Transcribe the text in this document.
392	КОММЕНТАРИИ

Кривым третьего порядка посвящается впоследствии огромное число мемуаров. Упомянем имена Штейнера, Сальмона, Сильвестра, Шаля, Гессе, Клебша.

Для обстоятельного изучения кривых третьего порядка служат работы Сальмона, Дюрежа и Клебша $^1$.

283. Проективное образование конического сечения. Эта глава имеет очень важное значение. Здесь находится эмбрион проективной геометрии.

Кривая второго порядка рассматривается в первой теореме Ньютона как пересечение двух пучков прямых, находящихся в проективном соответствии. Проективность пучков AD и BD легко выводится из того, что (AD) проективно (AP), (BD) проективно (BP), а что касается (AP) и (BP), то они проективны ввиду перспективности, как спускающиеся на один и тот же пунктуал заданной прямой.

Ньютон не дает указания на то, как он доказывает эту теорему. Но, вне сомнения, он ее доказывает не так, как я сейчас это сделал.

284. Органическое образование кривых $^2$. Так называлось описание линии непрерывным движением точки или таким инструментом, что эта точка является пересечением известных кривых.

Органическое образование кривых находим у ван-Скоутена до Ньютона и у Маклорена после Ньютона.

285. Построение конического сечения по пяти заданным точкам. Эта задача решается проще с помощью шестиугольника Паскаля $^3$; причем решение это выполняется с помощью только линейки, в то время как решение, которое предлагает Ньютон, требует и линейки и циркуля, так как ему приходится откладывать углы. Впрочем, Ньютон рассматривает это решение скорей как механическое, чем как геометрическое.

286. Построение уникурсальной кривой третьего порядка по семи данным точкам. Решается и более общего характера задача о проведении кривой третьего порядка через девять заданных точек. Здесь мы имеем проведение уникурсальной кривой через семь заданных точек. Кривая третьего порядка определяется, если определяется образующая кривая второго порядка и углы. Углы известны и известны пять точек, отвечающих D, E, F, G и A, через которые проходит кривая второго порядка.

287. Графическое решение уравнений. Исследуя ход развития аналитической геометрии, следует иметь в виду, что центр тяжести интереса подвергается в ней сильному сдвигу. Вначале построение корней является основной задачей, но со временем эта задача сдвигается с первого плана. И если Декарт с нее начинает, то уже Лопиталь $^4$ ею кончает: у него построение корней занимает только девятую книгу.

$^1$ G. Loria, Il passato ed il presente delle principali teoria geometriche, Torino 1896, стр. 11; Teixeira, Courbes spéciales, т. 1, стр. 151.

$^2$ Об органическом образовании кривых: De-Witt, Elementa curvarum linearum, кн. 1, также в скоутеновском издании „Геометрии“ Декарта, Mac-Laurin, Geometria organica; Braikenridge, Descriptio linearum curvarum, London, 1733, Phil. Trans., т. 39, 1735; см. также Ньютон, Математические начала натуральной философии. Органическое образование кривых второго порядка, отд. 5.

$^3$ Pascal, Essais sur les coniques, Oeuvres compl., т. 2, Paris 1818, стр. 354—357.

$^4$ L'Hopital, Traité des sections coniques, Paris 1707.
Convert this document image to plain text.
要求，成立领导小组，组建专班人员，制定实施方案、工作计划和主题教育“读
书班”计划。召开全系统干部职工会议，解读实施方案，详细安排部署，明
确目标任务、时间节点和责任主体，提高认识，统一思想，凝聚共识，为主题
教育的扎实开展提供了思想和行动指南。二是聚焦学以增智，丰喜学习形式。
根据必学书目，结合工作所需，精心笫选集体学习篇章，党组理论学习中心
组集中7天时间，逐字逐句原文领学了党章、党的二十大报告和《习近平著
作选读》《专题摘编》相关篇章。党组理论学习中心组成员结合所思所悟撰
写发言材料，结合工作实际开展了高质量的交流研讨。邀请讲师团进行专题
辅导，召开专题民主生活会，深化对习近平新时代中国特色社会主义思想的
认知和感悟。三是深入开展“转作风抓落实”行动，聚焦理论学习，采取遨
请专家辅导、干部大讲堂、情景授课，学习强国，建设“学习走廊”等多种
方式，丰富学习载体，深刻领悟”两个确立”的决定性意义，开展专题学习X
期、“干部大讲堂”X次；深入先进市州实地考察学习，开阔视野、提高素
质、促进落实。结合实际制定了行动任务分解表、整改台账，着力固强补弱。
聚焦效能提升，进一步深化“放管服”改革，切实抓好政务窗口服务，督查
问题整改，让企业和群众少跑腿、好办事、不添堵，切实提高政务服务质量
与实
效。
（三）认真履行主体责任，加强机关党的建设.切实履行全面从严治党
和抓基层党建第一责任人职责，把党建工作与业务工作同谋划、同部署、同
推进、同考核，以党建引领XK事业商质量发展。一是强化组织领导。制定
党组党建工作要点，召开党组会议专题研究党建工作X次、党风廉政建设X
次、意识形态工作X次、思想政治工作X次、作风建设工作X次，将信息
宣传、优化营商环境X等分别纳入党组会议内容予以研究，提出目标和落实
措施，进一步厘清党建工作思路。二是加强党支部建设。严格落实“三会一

==========

_Directions_
Without leaving anything out, give the entries again exactly.

_Expected output_
Transcribe the text in this document.
392	КОММЕНТАРИИ

Кривым третьего порядка посвящается впоследствии огромное число мемуаров. Упомянем имена Штейнера, Сальмона, Сильвестра, Шаля, Гессе, Клебша.

Для обстоятельного изучения кривых третьего порядка служат работы Сальмона, Дюрежа и Клебша $^1$.

283. Проективное образование конического сечения. Эта глава имеет очень важное значение. Здесь находится эмбрион проективной геометрии.

Кривая второго порядка рассматривается в первой теореме Ньютона как пересечение двух пучков прямых, находящихся в проективном соответствии. Проективность пучков AD и BD легко выводится из того, что (AD) проективно (AP), (BD) проективно (BP), а что касается (AP) и (BP), то они проективны ввиду перспективности, как спускающиеся на один и тот же пунктуал заданной прямой.

Ньютон не дает указания на то, как он доказывает эту теорему. Но, вне сомнения, он ее доказывает не так, как я сейчас это сделал.

284. Органическое образование кривых $^2$. Так называлось описание линии непрерывным движением точки или таким инструментом, что эта точка является пересечением известных кривых.

Органическое образование кривых находим у ван-Скоутена до Ньютона и у Маклорена после Ньютона.

285. Построение конического сечения по пяти заданным точкам. Эта задача решается проще с помощью шестиугольника Паскаля $^3$; причем решение это выполняется с помощью только линейки, в то время как решение, которое предлагает Ньютон, требует и линейки и циркуля, так как ему приходится откладывать углы. Впрочем, Ньютон рассматривает это решение скорей как механическое, чем как геометрическое.

286. Построение уникурсальной кривой третьего порядка по семи данным точкам. Решается и более общего характера задача о проведении кривой третьего порядка через девять заданных точек. Здесь мы имеем проведение уникурсальной кривой через семь заданных точек. Кривая третьего порядка определяется, если определяется образующая кривая второго порядка и углы. Углы известны и известны пять точек, отвечающих D, E, F, G и A, через которые проходит кривая второго порядка.

287. Графическое решение уравнений. Исследуя ход развития аналитической геометрии, следует иметь в виду, что центр тяжести интереса подвергается в ней сильному сдвигу. Вначале построение корней является основной задачей, но со временем эта задача сдвигается с первого плана. И если Декарт с нее начинает, то уже Лопиталь $^4$ ею кончает: у него построение корней занимает только девятую книгу.

$^1$ G. Loria, Il passato ed il presente delle principali teoria geometriche, Torino 1896, стр. 11; Teixeira, Courbes spéciales, т. 1, стр. 151.

$^2$ Об органическом образовании кривых: De-Witt, Elementa curvarum linearum, кн. 1, также в скоутеновском издании „Геометрии“ Декарта, Mac-Laurin, Geometria organica; Braikenridge, Descriptio linearum curvarum, London, 1733, Phil. Trans., т. 39, 1735; см. также Ньютон, Математические начала натуральной философии. Органическое образование кривых второго порядка, отд. 5.

$^3$ Pascal, Essais sur les coniques, Oeuvres compl., т. 2, Paris 1818, стр. 354—357.

$^4$ L'Hopital, Traité des sections coniques, Paris 1707.
Convert this document image to plain text.
要求，成立领导小组，组建专班人员，制定实施方案、工作计划和主题教育“读
书班”计划。召开全系统干部职工会议，解读实施方案，详细安排部署，明
确目标任务、时间节点和责任主体，提高认识，统一思想，凝聚共识，为主题
教育的扎实开展提供了思想和行动指南。二是聚焦学以增智，丰喜学习形式。
根据必学书目，结合工作所需，精心笫选集体学习篇章，党组理论学习中心
组集中7天时间，逐字逐句原文领学了党章、党的二十大报告和《习近平著
作选读》《专题摘编》相关篇章。党组理论学习中心组成员结合所思所悟撰
写发言材料，结合工作实际开展了高质量的交流研讨。邀请讲师团进行专题
辅导，召开专题民主生活会，深化对习近平新时代中国特色社会主义思想的
认知和感悟。三是深入开展“转作风抓落实”行动，聚焦理论学习，采取遨
请专家辅导、干部大讲堂、情景授课，学习强国，建设“学习走廊”等多种
方式，丰富学习载体，深刻领悟”两个确立”的决定性意义，开展专题学习X
期、“干部大讲堂”X次；深入先进市州实地考察学习，开阔视野、提高素
质、促进落实。结合实际制定了行动任务分解表、整改台账，着力固强补弱。
聚焦效能提升，进一步深化“放管服”改革，切实抓好政务窗口服务，督查
问题整改，让企业和群众少跑腿、好办事、不添堵，切实提高政务服务质量
与实
效。
（三）认真履行主体责任，加强机关党的建设.切实履行全面从严治党
和抓基层党建第一责任人职责，把党建工作与业务工作同谋划、同部署、同
推进、同考核，以党建引领XK事业商质量发展。一是强化组织领导。制定
党组党建工作要点，召开党组会议专题研究党建工作X次、党风廉政建设X
次、意识形态工作X次、思想政治工作X次、作风建设工作X次，将信息
宣传、优化营商环境X等分别纳入党组会议内容予以研究，提出目标和落实
措施，进一步厘清党建工作思路。二是加强党支部建设。严格落实“三会一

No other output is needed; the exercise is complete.